TASK TO CARRY OUT: Extract all of the entries and set them down verbatim.

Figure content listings
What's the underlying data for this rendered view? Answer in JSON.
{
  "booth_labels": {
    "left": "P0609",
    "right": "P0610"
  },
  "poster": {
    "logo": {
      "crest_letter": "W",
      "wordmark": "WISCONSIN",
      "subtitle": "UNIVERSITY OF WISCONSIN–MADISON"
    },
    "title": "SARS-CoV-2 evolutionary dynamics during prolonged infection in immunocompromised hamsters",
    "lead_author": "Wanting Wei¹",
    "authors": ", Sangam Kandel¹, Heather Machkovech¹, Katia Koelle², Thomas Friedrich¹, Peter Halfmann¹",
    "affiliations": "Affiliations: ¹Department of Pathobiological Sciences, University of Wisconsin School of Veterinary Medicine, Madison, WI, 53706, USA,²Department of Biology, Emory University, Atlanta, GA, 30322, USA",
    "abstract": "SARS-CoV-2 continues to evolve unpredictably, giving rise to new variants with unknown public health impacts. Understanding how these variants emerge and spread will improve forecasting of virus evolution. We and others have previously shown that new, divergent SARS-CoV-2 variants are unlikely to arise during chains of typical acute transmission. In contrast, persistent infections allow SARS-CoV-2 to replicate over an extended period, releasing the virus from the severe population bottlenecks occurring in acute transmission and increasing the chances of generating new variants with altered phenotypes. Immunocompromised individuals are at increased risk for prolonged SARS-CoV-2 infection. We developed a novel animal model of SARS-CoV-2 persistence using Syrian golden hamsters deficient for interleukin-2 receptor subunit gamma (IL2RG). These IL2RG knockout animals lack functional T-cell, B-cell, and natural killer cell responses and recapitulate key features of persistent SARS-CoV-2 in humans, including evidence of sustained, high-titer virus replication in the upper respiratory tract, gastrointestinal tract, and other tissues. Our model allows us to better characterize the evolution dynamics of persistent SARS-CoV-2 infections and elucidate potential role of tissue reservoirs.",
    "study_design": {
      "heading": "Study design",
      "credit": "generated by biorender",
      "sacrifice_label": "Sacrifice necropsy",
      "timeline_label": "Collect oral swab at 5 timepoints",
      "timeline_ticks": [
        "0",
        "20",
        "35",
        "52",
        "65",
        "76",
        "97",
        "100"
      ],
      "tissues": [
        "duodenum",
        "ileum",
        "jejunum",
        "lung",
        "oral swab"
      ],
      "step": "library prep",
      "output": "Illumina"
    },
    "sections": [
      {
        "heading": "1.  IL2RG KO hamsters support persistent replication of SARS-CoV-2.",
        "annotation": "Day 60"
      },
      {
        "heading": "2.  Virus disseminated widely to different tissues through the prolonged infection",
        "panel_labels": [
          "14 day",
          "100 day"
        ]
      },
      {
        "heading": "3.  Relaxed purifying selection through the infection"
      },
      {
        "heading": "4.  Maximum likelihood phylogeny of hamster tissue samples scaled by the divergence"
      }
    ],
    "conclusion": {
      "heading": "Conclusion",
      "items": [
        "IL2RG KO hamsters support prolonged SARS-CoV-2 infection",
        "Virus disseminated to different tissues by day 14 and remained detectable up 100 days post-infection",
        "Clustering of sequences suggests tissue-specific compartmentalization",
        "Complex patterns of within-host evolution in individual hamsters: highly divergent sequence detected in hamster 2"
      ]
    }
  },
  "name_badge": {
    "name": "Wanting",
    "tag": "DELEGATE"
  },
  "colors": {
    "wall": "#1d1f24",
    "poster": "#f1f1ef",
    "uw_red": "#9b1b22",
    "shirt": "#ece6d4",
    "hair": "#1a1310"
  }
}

REPLY TO THE TASK:
What's the underlying data for this rendered view? Answer in JSON.
{
  "booth_labels": {
    "left": "P0609",
    "right": "P0610"
  },
  "poster": {
    "logo": {
      "crest_letter": "W",
      "wordmark": "WISCONSIN",
      "subtitle": "UNIVERSITY OF WISCONSIN–MADISON"
    },
    "title": "SARS-CoV-2 evolutionary dynamics during prolonged infection in immunocompromised hamsters",
    "lead_author": "Wanting Wei¹",
    "authors": ", Sangam Kandel¹, Heather Machkovech¹, Katia Koelle², Thomas Friedrich¹, Peter Halfmann¹",
    "affiliations": "Affiliations: ¹Department of Pathobiological Sciences, University of Wisconsin School of Veterinary Medicine, Madison, WI, 53706, USA,²Department of Biology, Emory University, Atlanta, GA, 30322, USA",
    "abstract": "SARS-CoV-2 continues to evolve unpredictably, giving rise to new variants with unknown public health impacts. Understanding how these variants emerge and spread will improve forecasting of virus evolution. We and others have previously shown that new, divergent SARS-CoV-2 variants are unlikely to arise during chains of typical acute transmission. In contrast, persistent infections allow SARS-CoV-2 to replicate over an extended period, releasing the virus from the severe population bottlenecks occurring in acute transmission and increasing the chances of generating new variants with altered phenotypes. Immunocompromised individuals are at increased risk for prolonged SARS-CoV-2 infection. We developed a novel animal model of SARS-CoV-2 persistence using Syrian golden hamsters deficient for interleukin-2 receptor subunit gamma (IL2RG). These IL2RG knockout animals lack functional T-cell, B-cell, and natural killer cell responses and recapitulate key features of persistent SARS-CoV-2 in humans, including evidence of sustained, high-titer virus replication in the upper respiratory tract, gastrointestinal tract, and other tissues. Our model allows us to better characterize the evolution dynamics of persistent SARS-CoV-2 infections and elucidate potential role of tissue reservoirs.",
    "study_design": {
      "heading": "Study design",
      "credit": "generated by biorender",
      "sacrifice_label": "Sacrifice necropsy",
      "timeline_label": "Collect oral swab at 5 timepoints",
      "timeline_ticks": [
        "0",
        "20",
        "35",
        "52",
        "65",
        "76",
        "97",
        "100"
      ],
      "tissues": [
        "duodenum",
        "ileum",
        "jejunum",
        "lung",
        "oral swab"
      ],
      "step": "library prep",
      "output": "Illumina"
    },
    "sections": [
      {
        "heading": "1.  IL2RG KO hamsters support persistent replication of SARS-CoV-2.",
        "annotation": "Day 60"
      },
      {
        "heading": "2.  Virus disseminated widely to different tissues through the prolonged infection",
        "panel_labels": [
          "14 day",
          "100 day"
        ]
      },
      {
        "heading": "3.  Relaxed purifying selection through the infection"
      },
      {
        "heading": "4.  Maximum likelihood phylogeny of hamster tissue samples scaled by the divergence"
      }
    ],
    "conclusion": {
      "heading": "Conclusion",
      "items": [
        "IL2RG KO hamsters support prolonged SARS-CoV-2 infection",
        "Virus disseminated to different tissues by day 14 and remained detectable up 100 days post-infection",
        "Clustering of sequences suggests tissue-specific compartmentalization",
        "Complex patterns of within-host evolution in individual hamsters: highly divergent sequence detected in hamster 2"
      ]
    }
  },
  "name_badge": {
    "name": "Wanting",
    "tag": "DELEGATE"
  },
  "colors": {
    "wall": "#1d1f24",
    "poster": "#f1f1ef",
    "uw_red": "#9b1b22",
    "shirt": "#ece6d4",
    "hair": "#1a1310"
  }
}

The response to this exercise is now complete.